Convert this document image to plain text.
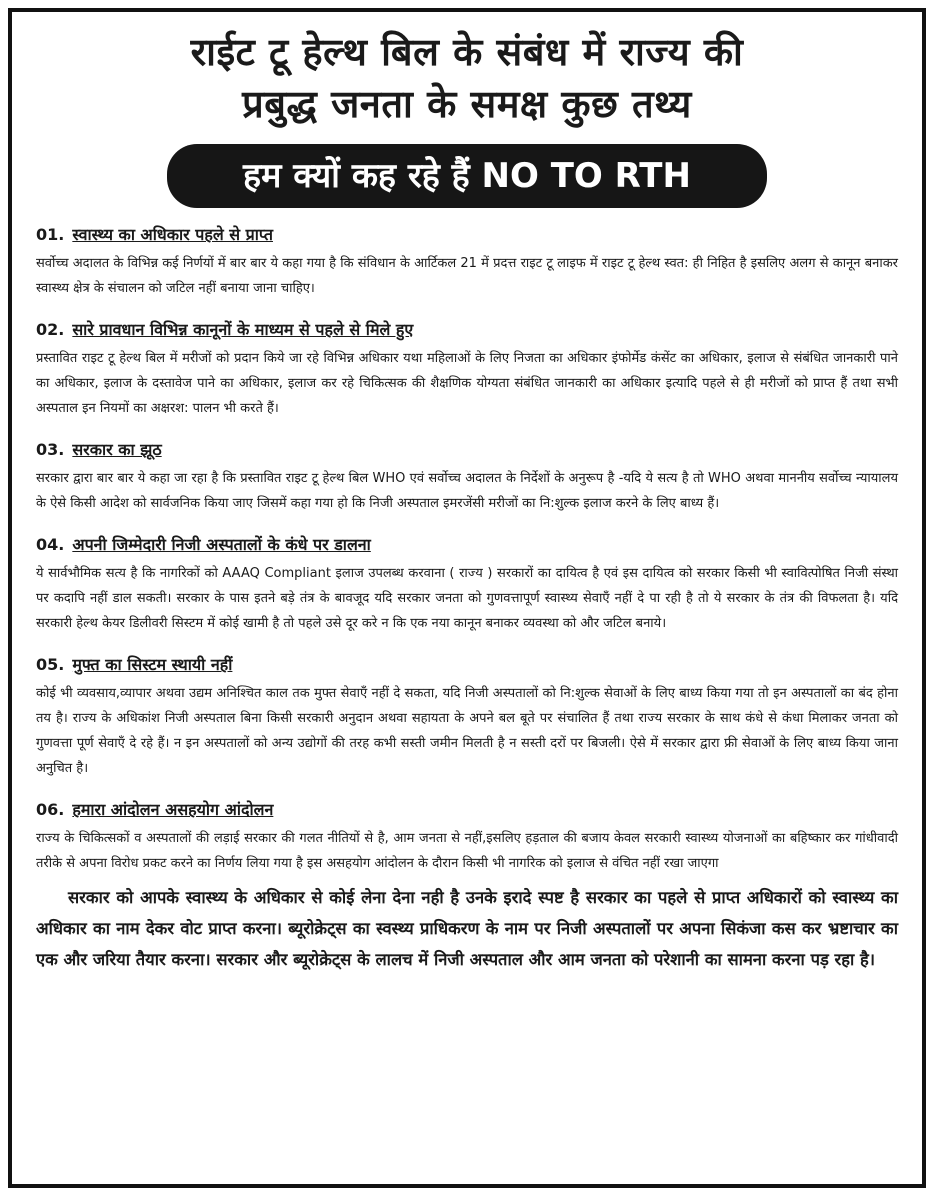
राईट टू हेल्थ बिल के संबंध में राज्य की
प्रबुद्ध जनता के समक्ष कुछ तथ्य
हम क्यों कह रहे हैं NO TO RTH
01. स्वास्थ्य का अधिकार पहले से प्राप्त

सर्वोच्च अदालत के विभिन्न कई निर्णयों में बार बार ये कहा गया है कि संविधान के आर्टिकल 21 में प्रदत्त राइट टू लाइफ में राइट टू हेल्थ स्वत: ही निहित है इसलिए अलग से कानून बनाकर स्वास्थ्य क्षेत्र के संचालन को जटिल नहीं बनाया जाना चाहिए।

02. सारे प्रावधान विभिन्न कानूनों के माध्यम से पहले से मिले हुए

प्रस्तावित राइट टू हेल्थ बिल में मरीजों को प्रदान किये जा रहे विभिन्न अधिकार यथा महिलाओं के लिए निजता का अधिकार इंफोर्मेड कंसेंट का अधिकार, इलाज से संबंधित जानकारी पाने का अधिकार, इलाज के दस्तावेज पाने का अधिकार, इलाज कर रहे चिकित्सक की शैक्षणिक योग्यता संबंधित जानकारी का अधिकार इत्यादि पहले से ही मरीजों को प्राप्त हैं तथा सभी अस्पताल इन नियमों का अक्षरश: पालन भी करते हैं।

03. सरकार का झूठ

सरकार द्वारा बार बार ये कहा जा रहा है कि प्रस्तावित राइट टू हेल्थ बिल WHO एवं सर्वोच्च अदालत के निर्देशों के अनुरूप है -यदि ये सत्य है तो WHO अथवा माननीय सर्वोच्च न्यायालय के ऐसे किसी आदेश को सार्वजनिक किया जाए जिसमें कहा गया हो कि निजी अस्पताल इमरजेंसी मरीजों का नि:शुल्क इलाज करने के लिए बाध्य हैं।

04. अपनी जिम्मेदारी निजी अस्पतालों के कंधे पर डालना

ये सार्वभौमिक सत्य है कि नागरिकों को AAAQ Compliant इलाज उपलब्ध करवाना ( राज्य ) सरकारों का दायित्व है एवं इस दायित्व को सरकार किसी भी स्वावित्पोषित निजी संस्था पर कदापि नहीं डाल सकती। सरकार के पास इतने बड़े तंत्र के बावजूद यदि सरकार जनता को गुणवत्तापूर्ण स्वास्थ्य सेवाएँ नहीं दे पा रही है तो ये सरकार के तंत्र की विफलता है। यदि सरकारी हेल्थ केयर डिलीवरी सिस्टम में कोई खामी है तो पहले उसे दूर करे न कि एक नया कानून बनाकर व्यवस्था को और जटिल बनाये।

05. मुफ्त का सिस्टम स्थायी नहीं

कोई भी व्यवसाय,व्यापार अथवा उद्यम अनिश्चित काल तक मुफ्त सेवाएँ नहीं दे सकता, यदि निजी अस्पतालों को नि:शुल्क सेवाओं के लिए बाध्य किया गया तो इन अस्पतालों का बंद होना तय है। राज्य के अधिकांश निजी अस्पताल बिना किसी सरकारी अनुदान अथवा सहायता के अपने बल बूते पर संचालित हैं तथा राज्य सरकार के साथ कंधे से कंधा मिलाकर जनता को गुणवत्ता पूर्ण सेवाएँ दे रहे हैं। न इन अस्पतालों को अन्य उद्योगों की तरह कभी सस्ती जमीन मिलती है न सस्ती दरों पर बिजली। ऐसे में सरकार द्वारा फ्री सेवाओं के लिए बाध्य किया जाना अनुचित है।

06. हमारा आंदोलन असहयोग आंदोलन

राज्य के चिकित्सकों व अस्पतालों की लड़ाई सरकार की गलत नीतियों से है, आम जनता से नहीं,इसलिए हड़ताल की बजाय केवल सरकारी स्वास्थ्य योजनाओं का बहिष्कार कर गांधीवादी तरीके से अपना विरोध प्रकट करने का निर्णय लिया गया है इस असहयोग आंदोलन के दौरान किसी भी नागरिक को इलाज से वंचित नहीं रखा जाएगा

सरकार को आपके स्वास्थ्य के अधिकार से कोई लेना देना नही है उनके इरादे स्पष्ट है सरकार का पहले से प्राप्त अधिकारों को स्वास्थ्य का अधिकार का नाम देकर वोट प्राप्त करना। ब्यूरोक्रेट्स का स्वस्थ्य प्राधिकरण के नाम पर निजी अस्पतालों पर अपना सिकंजा कस कर भ्रष्टाचार का एक और जरिया तैयार करना। सरकार और ब्यूरोक्रेट्स के लालच में निजी अस्पताल और आम जनता को परेशानी का सामना करना पड़ रहा है।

**The task**
Output the material word for word, omitting its pictures.

**Expected output**
Convert this document image to plain text.
राईट टू हेल्थ बिल के संबंध में राज्य की
प्रबुद्ध जनता के समक्ष कुछ तथ्य
हम क्यों कह रहे हैं NO TO RTH
01. स्वास्थ्य का अधिकार पहले से प्राप्त

सर्वोच्च अदालत के विभिन्न कई निर्णयों में बार बार ये कहा गया है कि संविधान के आर्टिकल 21 में प्रदत्त राइट टू लाइफ में राइट टू हेल्थ स्वत: ही निहित है इसलिए अलग से कानून बनाकर स्वास्थ्य क्षेत्र के संचालन को जटिल नहीं बनाया जाना चाहिए।

02. सारे प्रावधान विभिन्न कानूनों के माध्यम से पहले से मिले हुए

प्रस्तावित राइट टू हेल्थ बिल में मरीजों को प्रदान किये जा रहे विभिन्न अधिकार यथा महिलाओं के लिए निजता का अधिकार इंफोर्मेड कंसेंट का अधिकार, इलाज से संबंधित जानकारी पाने का अधिकार, इलाज के दस्तावेज पाने का अधिकार, इलाज कर रहे चिकित्सक की शैक्षणिक योग्यता संबंधित जानकारी का अधिकार इत्यादि पहले से ही मरीजों को प्राप्त हैं तथा सभी अस्पताल इन नियमों का अक्षरश: पालन भी करते हैं।

03. सरकार का झूठ

सरकार द्वारा बार बार ये कहा जा रहा है कि प्रस्तावित राइट टू हेल्थ बिल WHO एवं सर्वोच्च अदालत के निर्देशों के अनुरूप है -यदि ये सत्य है तो WHO अथवा माननीय सर्वोच्च न्यायालय के ऐसे किसी आदेश को सार्वजनिक किया जाए जिसमें कहा गया हो कि निजी अस्पताल इमरजेंसी मरीजों का नि:शुल्क इलाज करने के लिए बाध्य हैं।

04. अपनी जिम्मेदारी निजी अस्पतालों के कंधे पर डालना

ये सार्वभौमिक सत्य है कि नागरिकों को AAAQ Compliant इलाज उपलब्ध करवाना ( राज्य ) सरकारों का दायित्व है एवं इस दायित्व को सरकार किसी भी स्वावित्पोषित निजी संस्था पर कदापि नहीं डाल सकती। सरकार के पास इतने बड़े तंत्र के बावजूद यदि सरकार जनता को गुणवत्तापूर्ण स्वास्थ्य सेवाएँ नहीं दे पा रही है तो ये सरकार के तंत्र की विफलता है। यदि सरकारी हेल्थ केयर डिलीवरी सिस्टम में कोई खामी है तो पहले उसे दूर करे न कि एक नया कानून बनाकर व्यवस्था को और जटिल बनाये।

05. मुफ्त का सिस्टम स्थायी नहीं

कोई भी व्यवसाय,व्यापार अथवा उद्यम अनिश्चित काल तक मुफ्त सेवाएँ नहीं दे सकता, यदि निजी अस्पतालों को नि:शुल्क सेवाओं के लिए बाध्य किया गया तो इन अस्पतालों का बंद होना तय है। राज्य के अधिकांश निजी अस्पताल बिना किसी सरकारी अनुदान अथवा सहायता के अपने बल बूते पर संचालित हैं तथा राज्य सरकार के साथ कंधे से कंधा मिलाकर जनता को गुणवत्ता पूर्ण सेवाएँ दे रहे हैं। न इन अस्पतालों को अन्य उद्योगों की तरह कभी सस्ती जमीन मिलती है न सस्ती दरों पर बिजली। ऐसे में सरकार द्वारा फ्री सेवाओं के लिए बाध्य किया जाना अनुचित है।

06. हमारा आंदोलन असहयोग आंदोलन

राज्य के चिकित्सकों व अस्पतालों की लड़ाई सरकार की गलत नीतियों से है, आम जनता से नहीं,इसलिए हड़ताल की बजाय केवल सरकारी स्वास्थ्य योजनाओं का बहिष्कार कर गांधीवादी तरीके से अपना विरोध प्रकट करने का निर्णय लिया गया है इस असहयोग आंदोलन के दौरान किसी भी नागरिक को इलाज से वंचित नहीं रखा जाएगा

सरकार को आपके स्वास्थ्य के अधिकार से कोई लेना देना नही है उनके इरादे स्पष्ट है सरकार का पहले से प्राप्त अधिकारों को स्वास्थ्य का अधिकार का नाम देकर वोट प्राप्त करना। ब्यूरोक्रेट्स का स्वस्थ्य प्राधिकरण के नाम पर निजी अस्पतालों पर अपना सिकंजा कस कर भ्रष्टाचार का एक और जरिया तैयार करना। सरकार और ब्यूरोक्रेट्स के लालच में निजी अस्पताल और आम जनता को परेशानी का सामना करना पड़ रहा है।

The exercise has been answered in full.